_Input data:_
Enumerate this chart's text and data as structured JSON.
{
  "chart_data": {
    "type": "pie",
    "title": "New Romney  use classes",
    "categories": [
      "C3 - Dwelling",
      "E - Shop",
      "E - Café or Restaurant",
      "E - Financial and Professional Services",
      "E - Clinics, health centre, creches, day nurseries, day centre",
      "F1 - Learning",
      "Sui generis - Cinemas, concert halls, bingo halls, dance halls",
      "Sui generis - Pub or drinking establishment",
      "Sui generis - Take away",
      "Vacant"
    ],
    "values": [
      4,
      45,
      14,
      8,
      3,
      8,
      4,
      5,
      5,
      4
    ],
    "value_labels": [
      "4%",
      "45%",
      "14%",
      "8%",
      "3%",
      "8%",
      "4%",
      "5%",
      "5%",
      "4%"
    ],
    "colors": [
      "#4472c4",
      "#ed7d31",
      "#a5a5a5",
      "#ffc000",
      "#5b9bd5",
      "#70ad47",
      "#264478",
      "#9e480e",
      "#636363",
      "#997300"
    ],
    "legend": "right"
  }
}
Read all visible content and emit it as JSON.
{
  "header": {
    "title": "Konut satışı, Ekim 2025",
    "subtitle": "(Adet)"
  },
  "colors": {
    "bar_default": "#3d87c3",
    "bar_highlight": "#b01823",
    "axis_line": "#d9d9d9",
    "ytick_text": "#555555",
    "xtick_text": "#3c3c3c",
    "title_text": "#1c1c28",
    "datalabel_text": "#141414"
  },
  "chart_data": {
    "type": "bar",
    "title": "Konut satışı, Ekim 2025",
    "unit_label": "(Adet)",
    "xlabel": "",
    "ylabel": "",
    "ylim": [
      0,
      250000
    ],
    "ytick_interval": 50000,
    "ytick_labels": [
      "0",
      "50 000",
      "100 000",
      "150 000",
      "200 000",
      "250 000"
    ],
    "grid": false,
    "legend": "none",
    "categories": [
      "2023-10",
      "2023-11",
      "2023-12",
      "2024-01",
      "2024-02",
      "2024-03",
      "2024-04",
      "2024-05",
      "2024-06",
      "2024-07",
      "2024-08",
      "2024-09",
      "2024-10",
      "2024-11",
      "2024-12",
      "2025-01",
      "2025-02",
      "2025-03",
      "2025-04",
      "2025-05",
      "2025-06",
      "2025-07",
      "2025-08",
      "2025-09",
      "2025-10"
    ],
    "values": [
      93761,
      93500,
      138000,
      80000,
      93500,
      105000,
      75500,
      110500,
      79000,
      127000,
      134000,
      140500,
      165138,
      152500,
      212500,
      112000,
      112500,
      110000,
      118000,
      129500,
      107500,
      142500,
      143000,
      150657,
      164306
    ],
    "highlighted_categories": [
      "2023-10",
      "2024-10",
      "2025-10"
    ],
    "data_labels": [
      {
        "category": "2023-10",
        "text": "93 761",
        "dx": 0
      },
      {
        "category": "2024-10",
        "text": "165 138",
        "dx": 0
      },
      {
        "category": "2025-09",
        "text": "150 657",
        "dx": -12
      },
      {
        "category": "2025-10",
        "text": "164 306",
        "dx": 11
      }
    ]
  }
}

_Directive:_
Your task is to output the full set of records exactly as presented.

_Solution:_
Enumerate this chart's text and data as structured JSON.
{
  "chart_data": {
    "type": "pie",
    "title": "New Romney  use classes",
    "categories": [
      "C3 - Dwelling",
      "E - Shop",
      "E - Café or Restaurant",
      "E - Financial and Professional Services",
      "E - Clinics, health centre, creches, day nurseries, day centre",
      "F1 - Learning",
      "Sui generis - Cinemas, concert halls, bingo halls, dance halls",
      "Sui generis - Pub or drinking establishment",
      "Sui generis - Take away",
      "Vacant"
    ],
    "values": [
      4,
      45,
      14,
      8,
      3,
      8,
      4,
      5,
      5,
      4
    ],
    "value_labels": [
      "4%",
      "45%",
      "14%",
      "8%",
      "3%",
      "8%",
      "4%",
      "5%",
      "5%",
      "4%"
    ],
    "colors": [
      "#4472c4",
      "#ed7d31",
      "#a5a5a5",
      "#ffc000",
      "#5b9bd5",
      "#70ad47",
      "#264478",
      "#9e480e",
      "#636363",
      "#997300"
    ],
    "legend": "right"
  }
}
Read all visible content and emit it as JSON.
{
  "header": {
    "title": "Konut satışı, Ekim 2025",
    "subtitle": "(Adet)"
  },
  "colors": {
    "bar_default": "#3d87c3",
    "bar_highlight": "#b01823",
    "axis_line": "#d9d9d9",
    "ytick_text": "#555555",
    "xtick_text": "#3c3c3c",
    "title_text": "#1c1c28",
    "datalabel_text": "#141414"
  },
  "chart_data": {
    "type": "bar",
    "title": "Konut satışı, Ekim 2025",
    "unit_label": "(Adet)",
    "xlabel": "",
    "ylabel": "",
    "ylim": [
      0,
      250000
    ],
    "ytick_interval": 50000,
    "ytick_labels": [
      "0",
      "50 000",
      "100 000",
      "150 000",
      "200 000",
      "250 000"
    ],
    "grid": false,
    "legend": "none",
    "categories": [
      "2023-10",
      "2023-11",
      "2023-12",
      "2024-01",
      "2024-02",
      "2024-03",
      "2024-04",
      "2024-05",
      "2024-06",
      "2024-07",
      "2024-08",
      "2024-09",
      "2024-10",
      "2024-11",
      "2024-12",
      "2025-01",
      "2025-02",
      "2025-03",
      "2025-04",
      "2025-05",
      "2025-06",
      "2025-07",
      "2025-08",
      "2025-09",
      "2025-10"
    ],
    "values": [
      93761,
      93500,
      138000,
      80000,
      93500,
      105000,
      75500,
      110500,
      79000,
      127000,
      134000,
      140500,
      165138,
      152500,
      212500,
      112000,
      112500,
      110000,
      118000,
      129500,
      107500,
      142500,
      143000,
      150657,
      164306
    ],
    "highlighted_categories": [
      "2023-10",
      "2024-10",
      "2025-10"
    ],
    "data_labels": [
      {
        "category": "2023-10",
        "text": "93 761",
        "dx": 0
      },
      {
        "category": "2024-10",
        "text": "165 138",
        "dx": 0
      },
      {
        "category": "2025-09",
        "text": "150 657",
        "dx": -12
      },
      {
        "category": "2025-10",
        "text": "164 306",
        "dx": 11
      }
    ]
  }
}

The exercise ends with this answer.